RECORD EXTRACTS:

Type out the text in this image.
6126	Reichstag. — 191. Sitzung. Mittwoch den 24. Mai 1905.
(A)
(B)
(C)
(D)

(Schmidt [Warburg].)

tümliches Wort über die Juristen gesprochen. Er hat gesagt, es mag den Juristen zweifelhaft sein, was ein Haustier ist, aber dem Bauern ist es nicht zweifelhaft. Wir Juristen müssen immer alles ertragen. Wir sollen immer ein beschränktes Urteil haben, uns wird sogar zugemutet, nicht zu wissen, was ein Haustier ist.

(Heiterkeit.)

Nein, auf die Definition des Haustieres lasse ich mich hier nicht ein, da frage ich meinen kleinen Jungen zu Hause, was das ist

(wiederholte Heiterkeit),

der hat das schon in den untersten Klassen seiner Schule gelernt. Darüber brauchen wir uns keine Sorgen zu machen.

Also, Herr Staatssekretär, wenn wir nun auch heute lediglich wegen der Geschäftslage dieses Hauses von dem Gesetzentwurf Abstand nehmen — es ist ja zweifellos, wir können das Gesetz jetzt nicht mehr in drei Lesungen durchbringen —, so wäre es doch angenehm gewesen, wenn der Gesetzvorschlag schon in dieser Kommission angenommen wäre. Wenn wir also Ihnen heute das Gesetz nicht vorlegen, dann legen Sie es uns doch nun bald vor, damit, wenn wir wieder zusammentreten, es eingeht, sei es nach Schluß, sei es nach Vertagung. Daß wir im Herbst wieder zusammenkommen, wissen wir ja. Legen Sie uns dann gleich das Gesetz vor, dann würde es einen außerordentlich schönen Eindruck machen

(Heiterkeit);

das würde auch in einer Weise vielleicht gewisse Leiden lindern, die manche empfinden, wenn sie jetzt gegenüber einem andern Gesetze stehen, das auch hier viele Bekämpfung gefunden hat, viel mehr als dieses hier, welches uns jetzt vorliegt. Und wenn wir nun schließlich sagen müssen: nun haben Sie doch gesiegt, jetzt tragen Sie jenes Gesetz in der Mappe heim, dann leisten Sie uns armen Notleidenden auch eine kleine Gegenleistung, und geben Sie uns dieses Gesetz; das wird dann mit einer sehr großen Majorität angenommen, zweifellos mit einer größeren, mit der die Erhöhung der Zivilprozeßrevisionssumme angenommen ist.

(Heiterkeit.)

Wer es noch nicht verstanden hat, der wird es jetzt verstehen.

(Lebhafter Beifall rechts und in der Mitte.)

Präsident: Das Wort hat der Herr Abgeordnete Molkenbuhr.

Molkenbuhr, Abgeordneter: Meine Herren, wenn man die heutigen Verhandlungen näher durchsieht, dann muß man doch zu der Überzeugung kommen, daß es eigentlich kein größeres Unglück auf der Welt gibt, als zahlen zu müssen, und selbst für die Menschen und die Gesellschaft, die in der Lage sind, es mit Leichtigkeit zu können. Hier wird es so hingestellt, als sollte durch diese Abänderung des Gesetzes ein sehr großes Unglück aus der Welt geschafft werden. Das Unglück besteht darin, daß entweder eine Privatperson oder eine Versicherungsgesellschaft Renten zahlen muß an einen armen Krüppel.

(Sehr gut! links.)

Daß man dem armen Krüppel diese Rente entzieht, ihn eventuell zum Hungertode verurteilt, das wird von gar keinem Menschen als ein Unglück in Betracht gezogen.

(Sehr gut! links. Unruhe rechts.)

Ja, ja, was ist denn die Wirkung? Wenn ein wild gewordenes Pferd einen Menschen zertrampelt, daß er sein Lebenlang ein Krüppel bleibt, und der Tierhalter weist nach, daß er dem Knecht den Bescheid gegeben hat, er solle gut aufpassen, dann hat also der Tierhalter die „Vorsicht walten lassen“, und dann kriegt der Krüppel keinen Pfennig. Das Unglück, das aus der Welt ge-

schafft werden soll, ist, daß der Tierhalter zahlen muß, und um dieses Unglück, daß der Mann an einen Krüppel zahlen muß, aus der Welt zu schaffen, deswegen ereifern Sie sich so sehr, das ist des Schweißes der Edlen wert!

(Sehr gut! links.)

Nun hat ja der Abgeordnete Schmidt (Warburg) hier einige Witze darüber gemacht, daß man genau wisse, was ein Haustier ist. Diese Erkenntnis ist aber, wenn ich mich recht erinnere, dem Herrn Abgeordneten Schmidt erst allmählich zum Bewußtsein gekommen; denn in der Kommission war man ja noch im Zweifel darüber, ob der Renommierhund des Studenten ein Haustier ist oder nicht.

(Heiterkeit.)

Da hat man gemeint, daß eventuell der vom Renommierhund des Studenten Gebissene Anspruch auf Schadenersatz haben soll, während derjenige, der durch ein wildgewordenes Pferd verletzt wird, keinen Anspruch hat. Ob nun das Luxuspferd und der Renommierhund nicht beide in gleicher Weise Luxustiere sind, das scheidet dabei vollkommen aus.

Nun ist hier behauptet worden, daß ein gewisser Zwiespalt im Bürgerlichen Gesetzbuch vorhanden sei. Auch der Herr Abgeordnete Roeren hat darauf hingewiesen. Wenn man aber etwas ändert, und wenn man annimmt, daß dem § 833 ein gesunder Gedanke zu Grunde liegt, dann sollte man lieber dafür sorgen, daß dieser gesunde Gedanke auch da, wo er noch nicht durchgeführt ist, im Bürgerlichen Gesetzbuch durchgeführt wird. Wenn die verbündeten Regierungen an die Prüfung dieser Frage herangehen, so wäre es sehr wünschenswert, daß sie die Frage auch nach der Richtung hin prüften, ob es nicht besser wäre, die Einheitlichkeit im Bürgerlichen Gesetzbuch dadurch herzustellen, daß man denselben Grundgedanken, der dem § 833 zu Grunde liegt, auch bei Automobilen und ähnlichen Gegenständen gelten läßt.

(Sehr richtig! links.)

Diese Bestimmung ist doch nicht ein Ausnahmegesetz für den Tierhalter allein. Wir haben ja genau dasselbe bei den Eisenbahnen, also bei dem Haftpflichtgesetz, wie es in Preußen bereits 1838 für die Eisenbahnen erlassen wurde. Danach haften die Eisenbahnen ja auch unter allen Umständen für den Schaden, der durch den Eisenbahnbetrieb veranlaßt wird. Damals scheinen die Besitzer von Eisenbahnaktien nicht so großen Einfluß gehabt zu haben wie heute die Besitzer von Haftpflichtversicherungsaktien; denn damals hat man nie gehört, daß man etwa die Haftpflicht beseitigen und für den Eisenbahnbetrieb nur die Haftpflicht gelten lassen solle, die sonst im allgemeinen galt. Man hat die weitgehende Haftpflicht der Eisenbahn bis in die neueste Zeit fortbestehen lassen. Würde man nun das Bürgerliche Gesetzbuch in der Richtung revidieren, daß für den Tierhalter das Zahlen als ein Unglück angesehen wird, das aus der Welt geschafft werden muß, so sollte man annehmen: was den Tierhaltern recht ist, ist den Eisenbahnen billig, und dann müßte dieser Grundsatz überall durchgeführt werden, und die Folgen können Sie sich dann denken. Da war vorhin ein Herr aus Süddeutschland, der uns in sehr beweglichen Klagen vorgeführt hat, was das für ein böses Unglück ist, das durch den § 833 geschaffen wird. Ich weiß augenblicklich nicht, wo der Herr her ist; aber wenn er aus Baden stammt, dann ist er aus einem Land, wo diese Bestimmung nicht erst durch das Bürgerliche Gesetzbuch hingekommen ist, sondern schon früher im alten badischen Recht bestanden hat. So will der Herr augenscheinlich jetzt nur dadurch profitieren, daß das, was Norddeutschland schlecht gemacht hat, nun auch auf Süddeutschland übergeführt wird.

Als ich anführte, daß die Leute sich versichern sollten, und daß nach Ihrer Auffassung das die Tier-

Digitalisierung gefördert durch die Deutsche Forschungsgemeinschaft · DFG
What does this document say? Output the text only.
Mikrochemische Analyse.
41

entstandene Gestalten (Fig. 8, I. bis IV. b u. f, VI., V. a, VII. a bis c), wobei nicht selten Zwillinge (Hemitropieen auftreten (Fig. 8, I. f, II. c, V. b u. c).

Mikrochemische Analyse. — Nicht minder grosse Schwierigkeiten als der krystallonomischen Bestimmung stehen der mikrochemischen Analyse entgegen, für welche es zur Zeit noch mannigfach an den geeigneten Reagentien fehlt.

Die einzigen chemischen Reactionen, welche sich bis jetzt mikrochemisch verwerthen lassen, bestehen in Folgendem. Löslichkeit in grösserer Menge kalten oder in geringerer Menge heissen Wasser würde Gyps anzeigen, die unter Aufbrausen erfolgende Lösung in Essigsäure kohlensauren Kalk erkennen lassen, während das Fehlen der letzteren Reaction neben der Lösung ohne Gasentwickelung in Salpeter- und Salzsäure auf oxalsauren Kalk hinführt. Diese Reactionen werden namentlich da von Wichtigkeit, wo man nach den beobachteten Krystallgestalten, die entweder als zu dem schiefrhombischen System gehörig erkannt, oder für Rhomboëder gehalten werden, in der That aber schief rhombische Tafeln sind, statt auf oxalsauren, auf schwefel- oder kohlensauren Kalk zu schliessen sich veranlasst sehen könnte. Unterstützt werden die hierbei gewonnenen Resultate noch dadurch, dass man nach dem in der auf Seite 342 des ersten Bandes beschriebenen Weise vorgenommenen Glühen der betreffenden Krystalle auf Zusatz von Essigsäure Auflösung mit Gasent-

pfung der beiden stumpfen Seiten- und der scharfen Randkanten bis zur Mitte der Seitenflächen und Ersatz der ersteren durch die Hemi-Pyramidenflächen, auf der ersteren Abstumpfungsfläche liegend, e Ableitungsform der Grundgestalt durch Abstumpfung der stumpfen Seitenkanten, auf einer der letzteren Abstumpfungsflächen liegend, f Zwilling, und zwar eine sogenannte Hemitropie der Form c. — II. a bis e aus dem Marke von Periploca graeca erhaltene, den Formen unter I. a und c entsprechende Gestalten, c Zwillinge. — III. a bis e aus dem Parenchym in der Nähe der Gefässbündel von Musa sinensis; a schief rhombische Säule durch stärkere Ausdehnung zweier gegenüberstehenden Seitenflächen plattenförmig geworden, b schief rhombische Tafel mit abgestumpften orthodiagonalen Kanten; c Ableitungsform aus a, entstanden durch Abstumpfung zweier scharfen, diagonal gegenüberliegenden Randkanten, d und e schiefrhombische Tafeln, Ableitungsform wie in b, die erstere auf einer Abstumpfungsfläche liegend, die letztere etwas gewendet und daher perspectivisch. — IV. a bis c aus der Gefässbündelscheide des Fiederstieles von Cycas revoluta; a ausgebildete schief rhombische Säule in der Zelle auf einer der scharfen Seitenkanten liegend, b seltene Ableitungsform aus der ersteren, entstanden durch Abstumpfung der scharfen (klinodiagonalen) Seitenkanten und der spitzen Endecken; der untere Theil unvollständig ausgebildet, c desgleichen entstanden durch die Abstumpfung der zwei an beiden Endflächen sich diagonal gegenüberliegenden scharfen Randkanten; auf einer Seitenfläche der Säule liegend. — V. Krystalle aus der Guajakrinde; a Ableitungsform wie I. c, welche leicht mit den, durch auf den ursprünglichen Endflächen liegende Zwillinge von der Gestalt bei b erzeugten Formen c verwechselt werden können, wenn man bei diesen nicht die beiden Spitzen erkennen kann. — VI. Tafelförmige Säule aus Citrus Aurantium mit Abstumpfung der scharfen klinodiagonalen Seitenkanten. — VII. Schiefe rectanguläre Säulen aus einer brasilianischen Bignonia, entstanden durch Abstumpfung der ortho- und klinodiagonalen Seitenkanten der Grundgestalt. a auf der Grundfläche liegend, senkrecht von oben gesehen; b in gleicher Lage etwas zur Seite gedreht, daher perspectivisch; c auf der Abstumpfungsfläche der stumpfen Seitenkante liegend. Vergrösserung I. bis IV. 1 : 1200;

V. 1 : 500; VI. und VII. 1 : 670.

EXERCISE: Return only the number of lines in the records above that include the string "this".

RESPONSE: 2